EXERCISE DIRECTIONS —
In the data below, find each line containing the string "นางสาวก" and return it.

— start SUPPLIED INFORMATION —

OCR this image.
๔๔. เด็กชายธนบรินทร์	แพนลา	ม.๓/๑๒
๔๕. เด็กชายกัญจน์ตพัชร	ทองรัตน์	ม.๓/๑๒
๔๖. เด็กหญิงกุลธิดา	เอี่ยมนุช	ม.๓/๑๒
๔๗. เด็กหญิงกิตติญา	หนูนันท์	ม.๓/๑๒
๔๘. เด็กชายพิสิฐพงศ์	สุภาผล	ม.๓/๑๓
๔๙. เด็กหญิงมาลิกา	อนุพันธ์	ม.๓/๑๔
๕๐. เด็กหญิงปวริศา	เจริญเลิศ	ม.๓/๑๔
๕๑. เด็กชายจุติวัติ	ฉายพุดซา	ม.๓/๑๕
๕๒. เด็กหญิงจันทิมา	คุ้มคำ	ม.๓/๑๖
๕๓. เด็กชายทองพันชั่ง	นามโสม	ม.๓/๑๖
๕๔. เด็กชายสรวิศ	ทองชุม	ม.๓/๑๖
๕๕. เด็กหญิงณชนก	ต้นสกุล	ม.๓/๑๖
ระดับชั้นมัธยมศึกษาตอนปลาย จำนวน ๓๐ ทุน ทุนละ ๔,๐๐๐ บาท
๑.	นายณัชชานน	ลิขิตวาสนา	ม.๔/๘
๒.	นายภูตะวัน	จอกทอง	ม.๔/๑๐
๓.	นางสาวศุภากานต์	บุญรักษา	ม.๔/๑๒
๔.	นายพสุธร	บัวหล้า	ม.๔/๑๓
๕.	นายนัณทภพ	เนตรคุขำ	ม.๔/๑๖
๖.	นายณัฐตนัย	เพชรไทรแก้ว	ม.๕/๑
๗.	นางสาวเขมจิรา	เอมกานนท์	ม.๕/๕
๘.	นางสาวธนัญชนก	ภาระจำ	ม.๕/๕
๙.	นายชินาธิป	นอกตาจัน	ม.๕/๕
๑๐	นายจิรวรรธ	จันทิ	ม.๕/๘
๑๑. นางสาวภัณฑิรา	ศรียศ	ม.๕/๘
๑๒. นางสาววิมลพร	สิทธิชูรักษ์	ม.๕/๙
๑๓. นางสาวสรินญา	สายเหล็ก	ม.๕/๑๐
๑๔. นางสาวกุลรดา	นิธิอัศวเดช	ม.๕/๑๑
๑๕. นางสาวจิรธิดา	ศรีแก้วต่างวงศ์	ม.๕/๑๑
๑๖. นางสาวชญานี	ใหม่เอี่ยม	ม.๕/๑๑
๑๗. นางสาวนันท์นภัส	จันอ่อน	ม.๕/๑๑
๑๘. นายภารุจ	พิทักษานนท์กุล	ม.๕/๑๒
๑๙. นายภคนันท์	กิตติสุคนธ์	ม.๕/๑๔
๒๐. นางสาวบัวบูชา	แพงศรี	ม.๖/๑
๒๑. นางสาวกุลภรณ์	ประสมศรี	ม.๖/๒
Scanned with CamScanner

— end SUPPLIED INFORMATION —

ANSWER TO THIS TASK —
๑๔. นางสาวกุลรดา	นิธิอัศวเดช	ม.๕/๑๑
๒๑. นางสาวกุลภรณ์	ประสมศรี	ม.๖/๒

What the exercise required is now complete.